>> BEGIN Records to process
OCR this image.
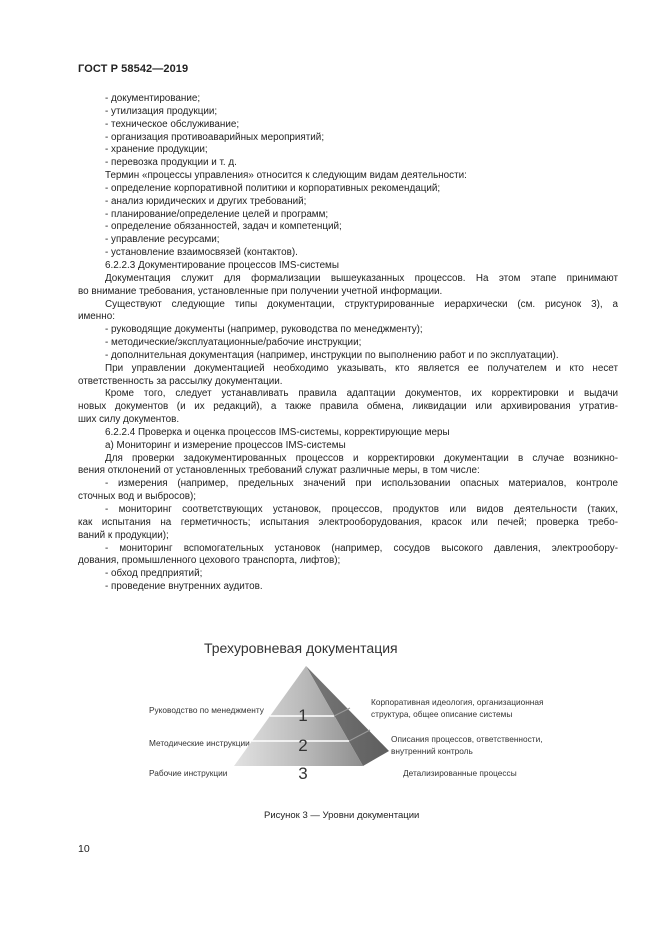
ГОСТ Р 58542—2019
- документирование;
- утилизация продукции;
- техническое обслуживание;
- организация противоаварийных мероприятий;
- хранение продукции;
- перевозка продукции и т. д.
Термин «процессы управления» относится к следующим видам деятельности:
- определение корпоративной политики и корпоративных рекомендаций;
- анализ юридических и других требований;
- планирование/определение целей и программ;
- определение обязанностей, задач и компетенций;
- управление ресурсами;
- установление взаимосвязей (контактов).
6.2.2.3 Документирование процессов IMS-системы
Документация служит для формализации вышеуказанных процессов. На этом этапе принимают
во внимание требования, установленные при получении учетной информации.
Существуют следующие типы документации, структурированные иерархически (см. рисунок 3), а
именно:
- руководящие документы (например, руководства по менеджменту);
- методические/эксплуатационные/рабочие инструкции;
- дополнительная документация (например, инструкции по выполнению работ и по эксплуатации).
При управлении документацией необходимо указывать, кто является ее получателем и кто несет
ответственность за рассылку документации.
Кроме того, следует устанавливать правила адаптации документов, их корректировки и выдачи
новых документов (и их редакций), а также правила обмена, ликвидации или архивирования утратив-
ших силу документов.
6.2.2.4 Проверка и оценка процессов IMS-системы, корректирующие меры
а) Мониторинг и измерение процессов IMS-системы
Для проверки задокументированных процессов и корректировки документации в случае возникно-
вения отклонений от установленных требований служат различные меры, в том числе:
- измерения (например, предельных значений при использовании опасных материалов, контроле
сточных вод и выбросов);
- мониторинг соответствующих установок, процессов, продуктов или видов деятельности (таких,
как испытания на герметичность; испытания электрооборудования, красок или печей; проверка требо-
ваний к продукции);
- мониторинг вспомогательных установок (например, сосудов высокого давления, электрообору-
дования, промышленного цехового транспорта, лифтов);
- обход предприятий;
- проведение внутренних аудитов.
Трехуровневая документация
Руководство по менеджменту
Методические инструкции
Рабочие инструкции
Корпоративная идеология, организационная
структура, общее описание системы
Описания процессов, ответственности,
внутренний контроль
Детализированные процессы
1
2
3
Рисунок 3 — Уровни документации
10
>> END Records to process
Note each line of the entries that has "корректировки" in it, and copy those lines.

Кроме того, следует устанавливать правила адаптации документов, их корректировки и выдачи
Для проверки задокументированных процессов и корректировки документации в случае возникно-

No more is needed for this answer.